▶ [Exercise requirements]:
Give only the number of lines in the data that contain the word "header".

▶ [Recorded data]:
┄┄┄┄┄┄┄┄┄┄

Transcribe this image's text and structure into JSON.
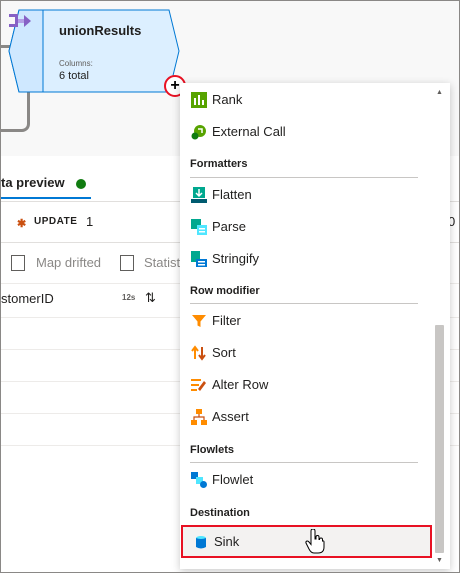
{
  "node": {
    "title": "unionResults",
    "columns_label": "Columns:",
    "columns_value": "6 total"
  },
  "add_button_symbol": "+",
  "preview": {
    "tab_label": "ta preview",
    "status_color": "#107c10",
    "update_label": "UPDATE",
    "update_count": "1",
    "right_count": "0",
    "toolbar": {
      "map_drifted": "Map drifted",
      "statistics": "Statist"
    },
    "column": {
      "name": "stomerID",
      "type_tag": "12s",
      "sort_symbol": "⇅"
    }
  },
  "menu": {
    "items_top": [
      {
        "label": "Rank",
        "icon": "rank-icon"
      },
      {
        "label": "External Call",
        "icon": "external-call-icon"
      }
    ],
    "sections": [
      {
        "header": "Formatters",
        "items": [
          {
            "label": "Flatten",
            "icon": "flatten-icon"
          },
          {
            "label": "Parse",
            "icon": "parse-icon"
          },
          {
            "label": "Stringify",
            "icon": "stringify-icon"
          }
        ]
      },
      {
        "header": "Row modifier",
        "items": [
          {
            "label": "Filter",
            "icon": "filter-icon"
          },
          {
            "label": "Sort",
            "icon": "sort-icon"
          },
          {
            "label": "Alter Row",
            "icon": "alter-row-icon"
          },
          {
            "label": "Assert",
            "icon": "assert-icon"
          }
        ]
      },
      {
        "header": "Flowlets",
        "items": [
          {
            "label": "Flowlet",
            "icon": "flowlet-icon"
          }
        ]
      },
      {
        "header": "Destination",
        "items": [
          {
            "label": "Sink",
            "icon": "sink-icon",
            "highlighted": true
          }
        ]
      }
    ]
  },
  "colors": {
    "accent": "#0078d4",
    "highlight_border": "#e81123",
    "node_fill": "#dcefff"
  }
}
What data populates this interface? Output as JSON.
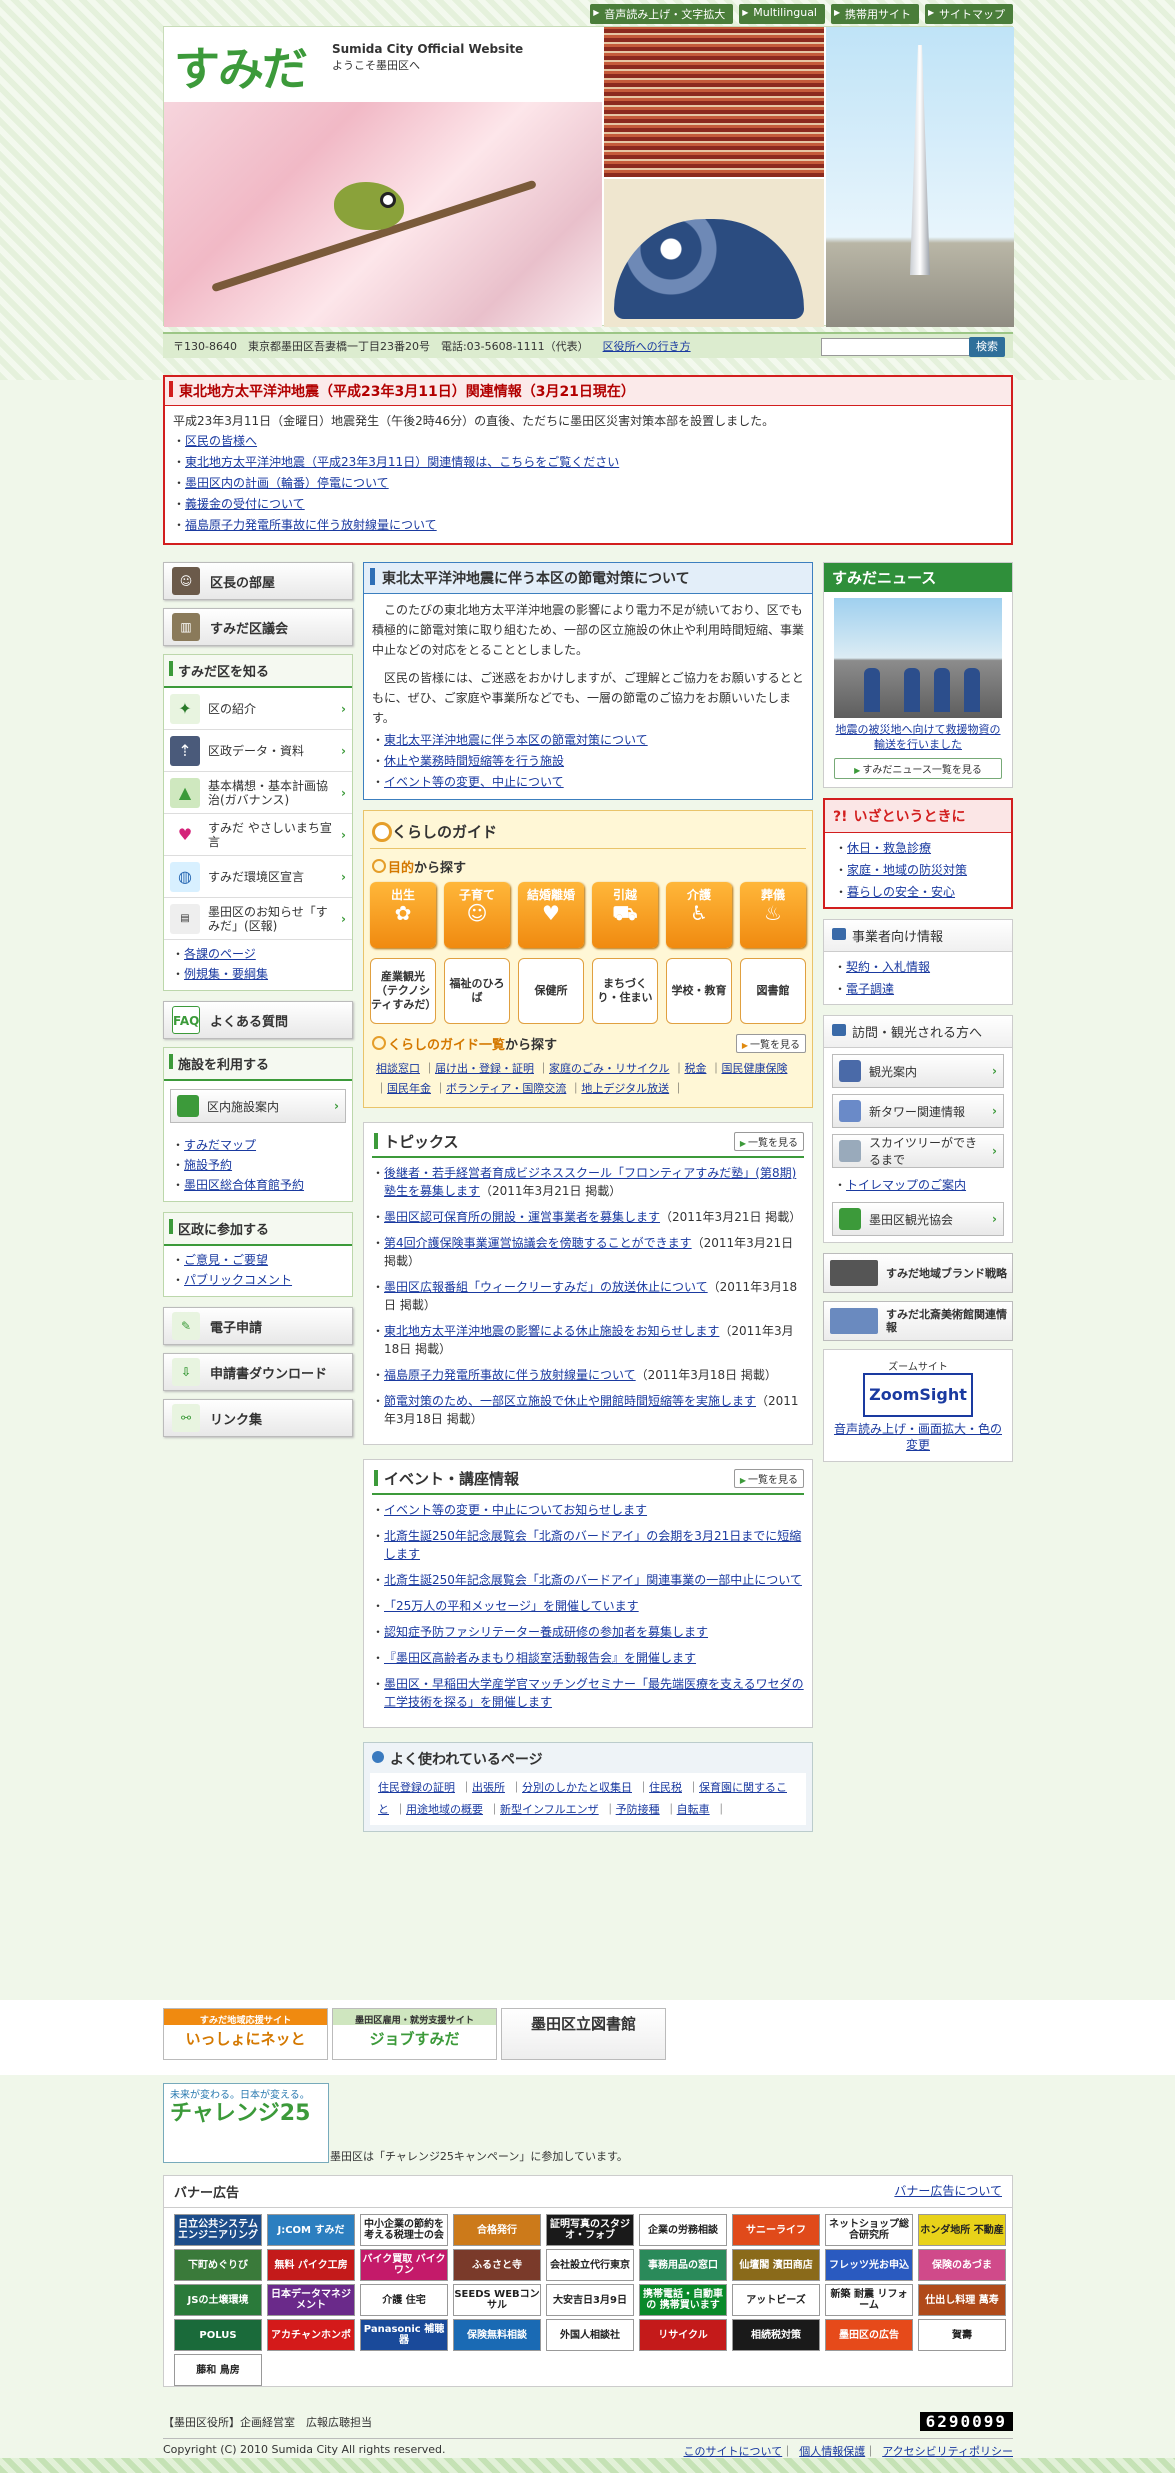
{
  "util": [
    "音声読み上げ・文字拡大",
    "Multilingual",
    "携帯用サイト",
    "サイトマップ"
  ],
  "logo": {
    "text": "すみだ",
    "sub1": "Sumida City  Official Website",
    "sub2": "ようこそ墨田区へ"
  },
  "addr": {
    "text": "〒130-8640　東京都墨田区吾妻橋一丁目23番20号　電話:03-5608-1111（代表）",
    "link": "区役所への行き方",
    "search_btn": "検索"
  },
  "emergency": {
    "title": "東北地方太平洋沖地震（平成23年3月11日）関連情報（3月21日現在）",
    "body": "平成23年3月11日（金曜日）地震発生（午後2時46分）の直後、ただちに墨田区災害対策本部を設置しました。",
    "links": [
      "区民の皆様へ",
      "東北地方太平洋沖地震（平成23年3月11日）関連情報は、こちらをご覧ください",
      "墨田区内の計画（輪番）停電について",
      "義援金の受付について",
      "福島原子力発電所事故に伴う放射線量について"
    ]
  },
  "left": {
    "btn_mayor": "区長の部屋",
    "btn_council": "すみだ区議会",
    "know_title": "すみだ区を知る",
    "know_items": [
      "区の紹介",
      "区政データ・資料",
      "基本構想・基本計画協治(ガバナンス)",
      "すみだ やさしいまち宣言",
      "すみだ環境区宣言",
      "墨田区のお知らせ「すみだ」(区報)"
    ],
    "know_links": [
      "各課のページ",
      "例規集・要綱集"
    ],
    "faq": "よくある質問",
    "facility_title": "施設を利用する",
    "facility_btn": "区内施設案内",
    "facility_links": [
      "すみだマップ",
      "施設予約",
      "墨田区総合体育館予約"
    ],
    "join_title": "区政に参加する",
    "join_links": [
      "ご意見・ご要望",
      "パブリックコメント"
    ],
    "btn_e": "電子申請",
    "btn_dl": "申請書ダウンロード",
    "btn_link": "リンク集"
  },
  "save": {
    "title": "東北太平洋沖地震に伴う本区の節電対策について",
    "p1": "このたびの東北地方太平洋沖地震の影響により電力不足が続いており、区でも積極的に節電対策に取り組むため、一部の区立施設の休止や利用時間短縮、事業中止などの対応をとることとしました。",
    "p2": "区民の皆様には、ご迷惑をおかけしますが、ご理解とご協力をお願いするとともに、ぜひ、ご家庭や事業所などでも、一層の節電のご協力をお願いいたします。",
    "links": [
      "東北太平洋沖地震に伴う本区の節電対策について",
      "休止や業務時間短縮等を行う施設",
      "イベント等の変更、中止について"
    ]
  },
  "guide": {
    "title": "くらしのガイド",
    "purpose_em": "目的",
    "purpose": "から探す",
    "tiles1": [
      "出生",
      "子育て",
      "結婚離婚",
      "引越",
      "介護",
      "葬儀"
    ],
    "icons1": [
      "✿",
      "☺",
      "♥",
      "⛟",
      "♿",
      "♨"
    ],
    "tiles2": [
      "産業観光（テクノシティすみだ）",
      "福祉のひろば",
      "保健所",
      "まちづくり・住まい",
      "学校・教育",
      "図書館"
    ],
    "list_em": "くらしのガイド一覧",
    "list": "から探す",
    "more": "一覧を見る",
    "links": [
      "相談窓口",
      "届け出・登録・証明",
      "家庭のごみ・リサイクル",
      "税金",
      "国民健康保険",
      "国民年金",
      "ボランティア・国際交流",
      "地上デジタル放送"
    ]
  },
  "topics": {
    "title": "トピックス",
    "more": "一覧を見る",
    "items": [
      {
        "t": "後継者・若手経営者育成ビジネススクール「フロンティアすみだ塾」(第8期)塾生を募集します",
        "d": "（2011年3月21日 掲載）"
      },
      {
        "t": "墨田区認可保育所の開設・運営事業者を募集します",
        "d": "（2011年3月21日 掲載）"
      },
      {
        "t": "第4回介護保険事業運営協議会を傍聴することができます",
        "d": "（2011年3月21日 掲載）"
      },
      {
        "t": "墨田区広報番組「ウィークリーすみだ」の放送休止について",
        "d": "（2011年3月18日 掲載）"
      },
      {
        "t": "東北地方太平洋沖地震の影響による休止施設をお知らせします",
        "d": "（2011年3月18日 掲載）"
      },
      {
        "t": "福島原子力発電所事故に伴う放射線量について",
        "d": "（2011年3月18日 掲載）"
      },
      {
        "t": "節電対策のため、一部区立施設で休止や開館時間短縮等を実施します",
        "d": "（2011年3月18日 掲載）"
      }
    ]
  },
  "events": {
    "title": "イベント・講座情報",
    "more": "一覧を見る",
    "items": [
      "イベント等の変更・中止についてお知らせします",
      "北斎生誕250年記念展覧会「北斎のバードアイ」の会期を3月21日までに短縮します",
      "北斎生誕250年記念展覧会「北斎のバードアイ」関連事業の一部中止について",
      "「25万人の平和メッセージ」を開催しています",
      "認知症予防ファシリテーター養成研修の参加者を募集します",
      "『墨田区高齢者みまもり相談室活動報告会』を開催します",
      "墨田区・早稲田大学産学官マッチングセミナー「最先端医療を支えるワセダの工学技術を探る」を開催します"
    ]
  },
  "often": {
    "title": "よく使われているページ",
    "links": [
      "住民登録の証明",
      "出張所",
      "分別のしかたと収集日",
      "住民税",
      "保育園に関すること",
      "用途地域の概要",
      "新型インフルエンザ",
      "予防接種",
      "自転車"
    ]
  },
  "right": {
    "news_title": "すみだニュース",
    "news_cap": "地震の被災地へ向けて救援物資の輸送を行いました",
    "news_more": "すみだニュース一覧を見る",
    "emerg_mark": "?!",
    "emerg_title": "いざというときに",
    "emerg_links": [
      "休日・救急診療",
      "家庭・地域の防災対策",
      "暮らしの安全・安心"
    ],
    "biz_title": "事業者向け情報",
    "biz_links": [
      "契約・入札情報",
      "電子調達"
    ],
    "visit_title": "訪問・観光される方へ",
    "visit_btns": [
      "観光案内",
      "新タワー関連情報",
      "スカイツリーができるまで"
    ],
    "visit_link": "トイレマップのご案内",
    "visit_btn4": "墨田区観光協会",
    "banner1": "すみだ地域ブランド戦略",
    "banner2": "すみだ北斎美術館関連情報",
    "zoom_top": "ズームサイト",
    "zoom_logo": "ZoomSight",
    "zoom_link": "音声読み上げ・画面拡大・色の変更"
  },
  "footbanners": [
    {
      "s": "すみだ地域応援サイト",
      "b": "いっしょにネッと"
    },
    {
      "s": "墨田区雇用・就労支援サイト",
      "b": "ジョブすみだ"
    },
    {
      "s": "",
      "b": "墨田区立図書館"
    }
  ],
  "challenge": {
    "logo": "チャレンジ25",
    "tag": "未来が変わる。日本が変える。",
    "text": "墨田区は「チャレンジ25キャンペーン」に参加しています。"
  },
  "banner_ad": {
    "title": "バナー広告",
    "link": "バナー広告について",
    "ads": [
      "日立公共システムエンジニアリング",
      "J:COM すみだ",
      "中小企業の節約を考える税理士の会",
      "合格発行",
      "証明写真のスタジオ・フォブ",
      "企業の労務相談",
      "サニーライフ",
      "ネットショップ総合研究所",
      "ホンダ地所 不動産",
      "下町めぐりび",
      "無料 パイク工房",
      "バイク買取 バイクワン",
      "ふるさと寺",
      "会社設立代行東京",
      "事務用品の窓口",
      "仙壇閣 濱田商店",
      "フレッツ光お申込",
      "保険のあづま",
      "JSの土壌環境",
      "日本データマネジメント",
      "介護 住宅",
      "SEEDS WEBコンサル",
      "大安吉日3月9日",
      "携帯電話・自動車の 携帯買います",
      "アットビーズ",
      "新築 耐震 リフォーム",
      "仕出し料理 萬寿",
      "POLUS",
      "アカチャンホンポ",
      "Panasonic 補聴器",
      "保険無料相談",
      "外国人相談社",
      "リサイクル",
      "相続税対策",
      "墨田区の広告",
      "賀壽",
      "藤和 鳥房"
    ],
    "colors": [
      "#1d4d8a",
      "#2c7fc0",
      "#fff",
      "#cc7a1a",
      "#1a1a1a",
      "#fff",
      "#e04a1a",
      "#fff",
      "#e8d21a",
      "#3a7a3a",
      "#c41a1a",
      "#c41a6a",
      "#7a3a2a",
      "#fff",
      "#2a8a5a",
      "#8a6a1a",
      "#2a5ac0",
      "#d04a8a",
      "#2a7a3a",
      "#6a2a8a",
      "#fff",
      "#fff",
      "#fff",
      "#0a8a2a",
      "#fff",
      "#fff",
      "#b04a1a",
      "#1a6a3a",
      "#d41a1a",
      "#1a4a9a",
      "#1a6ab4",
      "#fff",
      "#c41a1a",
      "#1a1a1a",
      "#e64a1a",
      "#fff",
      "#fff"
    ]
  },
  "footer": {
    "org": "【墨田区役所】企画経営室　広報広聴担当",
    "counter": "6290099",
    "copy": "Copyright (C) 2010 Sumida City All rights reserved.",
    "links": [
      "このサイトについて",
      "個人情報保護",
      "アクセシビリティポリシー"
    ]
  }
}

┄┄┄┄┄┄┄┄┄┄

▶ [Result for this exercise]:
4